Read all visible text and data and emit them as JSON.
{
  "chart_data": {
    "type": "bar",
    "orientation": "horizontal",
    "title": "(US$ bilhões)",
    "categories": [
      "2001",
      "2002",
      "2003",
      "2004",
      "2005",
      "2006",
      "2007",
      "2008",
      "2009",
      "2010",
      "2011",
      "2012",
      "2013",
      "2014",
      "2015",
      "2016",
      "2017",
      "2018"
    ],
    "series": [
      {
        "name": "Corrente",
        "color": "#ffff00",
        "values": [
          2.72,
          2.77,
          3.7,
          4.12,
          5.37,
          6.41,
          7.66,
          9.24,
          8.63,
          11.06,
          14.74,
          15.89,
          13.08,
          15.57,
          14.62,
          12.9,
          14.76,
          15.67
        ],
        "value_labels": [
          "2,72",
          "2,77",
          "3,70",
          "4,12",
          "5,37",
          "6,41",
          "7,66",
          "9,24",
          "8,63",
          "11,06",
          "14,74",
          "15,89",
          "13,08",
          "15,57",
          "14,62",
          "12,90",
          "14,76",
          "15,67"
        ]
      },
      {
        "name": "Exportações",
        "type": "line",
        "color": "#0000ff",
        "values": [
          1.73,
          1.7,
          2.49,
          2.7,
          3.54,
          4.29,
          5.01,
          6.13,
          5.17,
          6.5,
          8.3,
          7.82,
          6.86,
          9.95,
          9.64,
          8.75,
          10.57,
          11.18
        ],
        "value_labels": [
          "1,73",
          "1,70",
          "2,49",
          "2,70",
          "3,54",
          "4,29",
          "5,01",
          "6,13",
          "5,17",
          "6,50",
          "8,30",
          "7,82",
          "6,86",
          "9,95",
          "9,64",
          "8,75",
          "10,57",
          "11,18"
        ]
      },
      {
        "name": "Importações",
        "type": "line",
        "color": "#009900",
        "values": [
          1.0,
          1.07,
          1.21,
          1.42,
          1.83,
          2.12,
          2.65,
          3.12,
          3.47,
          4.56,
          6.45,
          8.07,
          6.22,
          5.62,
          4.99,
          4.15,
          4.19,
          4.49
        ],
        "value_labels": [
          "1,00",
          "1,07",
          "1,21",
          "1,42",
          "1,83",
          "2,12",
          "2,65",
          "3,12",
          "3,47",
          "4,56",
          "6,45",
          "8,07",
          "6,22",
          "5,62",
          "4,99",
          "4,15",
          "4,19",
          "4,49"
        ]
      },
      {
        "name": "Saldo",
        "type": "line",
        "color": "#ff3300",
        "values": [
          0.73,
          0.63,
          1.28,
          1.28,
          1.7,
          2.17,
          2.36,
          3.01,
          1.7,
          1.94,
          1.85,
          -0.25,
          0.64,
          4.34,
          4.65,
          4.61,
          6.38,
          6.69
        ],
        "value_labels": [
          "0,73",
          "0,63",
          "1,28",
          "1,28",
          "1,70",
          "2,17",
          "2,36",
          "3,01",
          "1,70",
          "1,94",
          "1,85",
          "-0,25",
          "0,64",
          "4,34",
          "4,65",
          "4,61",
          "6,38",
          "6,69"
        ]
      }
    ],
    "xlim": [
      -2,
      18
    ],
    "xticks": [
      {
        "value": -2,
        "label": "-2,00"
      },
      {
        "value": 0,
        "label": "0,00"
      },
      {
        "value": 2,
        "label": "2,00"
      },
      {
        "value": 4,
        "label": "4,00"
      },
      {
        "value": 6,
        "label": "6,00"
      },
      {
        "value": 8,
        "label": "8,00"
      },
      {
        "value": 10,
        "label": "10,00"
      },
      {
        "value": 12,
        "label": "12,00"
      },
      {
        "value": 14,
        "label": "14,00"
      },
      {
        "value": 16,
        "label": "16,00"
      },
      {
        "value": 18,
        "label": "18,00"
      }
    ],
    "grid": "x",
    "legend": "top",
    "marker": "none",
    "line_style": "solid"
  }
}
★ ★ ★ ★
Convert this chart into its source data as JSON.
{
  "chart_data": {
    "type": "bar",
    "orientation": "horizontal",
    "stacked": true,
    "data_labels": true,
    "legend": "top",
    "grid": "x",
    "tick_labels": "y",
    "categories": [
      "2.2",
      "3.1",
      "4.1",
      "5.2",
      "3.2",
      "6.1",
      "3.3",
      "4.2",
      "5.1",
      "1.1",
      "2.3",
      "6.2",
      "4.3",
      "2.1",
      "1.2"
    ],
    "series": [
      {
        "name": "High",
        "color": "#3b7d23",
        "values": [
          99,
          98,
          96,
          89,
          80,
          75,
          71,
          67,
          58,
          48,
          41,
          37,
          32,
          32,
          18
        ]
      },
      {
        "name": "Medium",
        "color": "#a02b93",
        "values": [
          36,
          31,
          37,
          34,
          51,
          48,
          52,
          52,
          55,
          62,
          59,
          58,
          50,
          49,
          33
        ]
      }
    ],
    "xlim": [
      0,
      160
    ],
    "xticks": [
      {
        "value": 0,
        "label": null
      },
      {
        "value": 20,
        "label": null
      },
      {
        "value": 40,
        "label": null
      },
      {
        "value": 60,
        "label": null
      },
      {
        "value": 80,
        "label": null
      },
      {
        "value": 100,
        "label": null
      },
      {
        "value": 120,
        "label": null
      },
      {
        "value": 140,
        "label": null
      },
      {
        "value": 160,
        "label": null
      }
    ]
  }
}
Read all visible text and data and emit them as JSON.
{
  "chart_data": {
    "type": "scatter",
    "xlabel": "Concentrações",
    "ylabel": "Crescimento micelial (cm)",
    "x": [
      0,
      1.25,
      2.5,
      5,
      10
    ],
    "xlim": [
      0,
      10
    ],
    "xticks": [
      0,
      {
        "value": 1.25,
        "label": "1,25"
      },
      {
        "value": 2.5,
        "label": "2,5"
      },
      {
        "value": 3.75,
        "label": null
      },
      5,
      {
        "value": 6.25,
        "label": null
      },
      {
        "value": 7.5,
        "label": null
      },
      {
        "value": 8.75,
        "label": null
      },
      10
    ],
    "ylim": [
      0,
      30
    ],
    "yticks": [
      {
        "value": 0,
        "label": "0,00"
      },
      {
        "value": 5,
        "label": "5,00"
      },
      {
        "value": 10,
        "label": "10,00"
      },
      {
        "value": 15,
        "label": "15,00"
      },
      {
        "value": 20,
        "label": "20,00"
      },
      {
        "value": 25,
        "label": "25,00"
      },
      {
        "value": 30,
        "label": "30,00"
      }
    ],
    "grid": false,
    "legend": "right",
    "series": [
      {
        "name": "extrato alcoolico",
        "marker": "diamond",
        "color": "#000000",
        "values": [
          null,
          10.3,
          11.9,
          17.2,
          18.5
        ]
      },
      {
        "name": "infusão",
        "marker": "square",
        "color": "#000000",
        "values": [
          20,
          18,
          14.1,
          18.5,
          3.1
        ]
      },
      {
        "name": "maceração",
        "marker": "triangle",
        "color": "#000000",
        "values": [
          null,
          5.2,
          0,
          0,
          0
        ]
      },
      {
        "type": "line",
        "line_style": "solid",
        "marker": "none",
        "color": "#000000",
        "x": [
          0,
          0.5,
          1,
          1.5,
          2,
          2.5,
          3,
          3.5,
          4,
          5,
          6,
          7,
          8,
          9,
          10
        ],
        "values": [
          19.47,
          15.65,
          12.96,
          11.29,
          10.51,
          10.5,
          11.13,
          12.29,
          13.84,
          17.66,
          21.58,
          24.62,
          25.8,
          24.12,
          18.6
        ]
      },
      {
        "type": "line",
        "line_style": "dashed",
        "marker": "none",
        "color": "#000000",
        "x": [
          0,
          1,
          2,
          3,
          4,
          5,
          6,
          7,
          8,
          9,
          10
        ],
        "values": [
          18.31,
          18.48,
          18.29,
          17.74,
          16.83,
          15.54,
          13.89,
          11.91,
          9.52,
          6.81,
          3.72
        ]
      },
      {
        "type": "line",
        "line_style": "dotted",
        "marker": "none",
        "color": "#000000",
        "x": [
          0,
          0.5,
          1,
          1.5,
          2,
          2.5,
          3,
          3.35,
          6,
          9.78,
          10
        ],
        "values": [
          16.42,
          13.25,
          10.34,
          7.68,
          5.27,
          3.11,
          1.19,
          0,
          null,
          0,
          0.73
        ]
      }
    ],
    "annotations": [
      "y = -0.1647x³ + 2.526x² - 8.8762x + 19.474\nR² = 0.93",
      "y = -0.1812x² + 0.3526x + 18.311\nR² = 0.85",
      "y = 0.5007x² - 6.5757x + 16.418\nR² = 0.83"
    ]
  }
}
★ ★ ★ ★
» **EXERCISE BRIEF**
Look above for lines with the word "name" and copy them all.

» **SOLUTION TO THE PROBLEM**
        "name": "Corrente",
        "name": "Exportações",
        "name": "Importações",
        "name": "Saldo",
        "name": "High",
        "name": "Medium",
        "name": "extrato alcoolico",
        "name": "infusão",
        "name": "maceração",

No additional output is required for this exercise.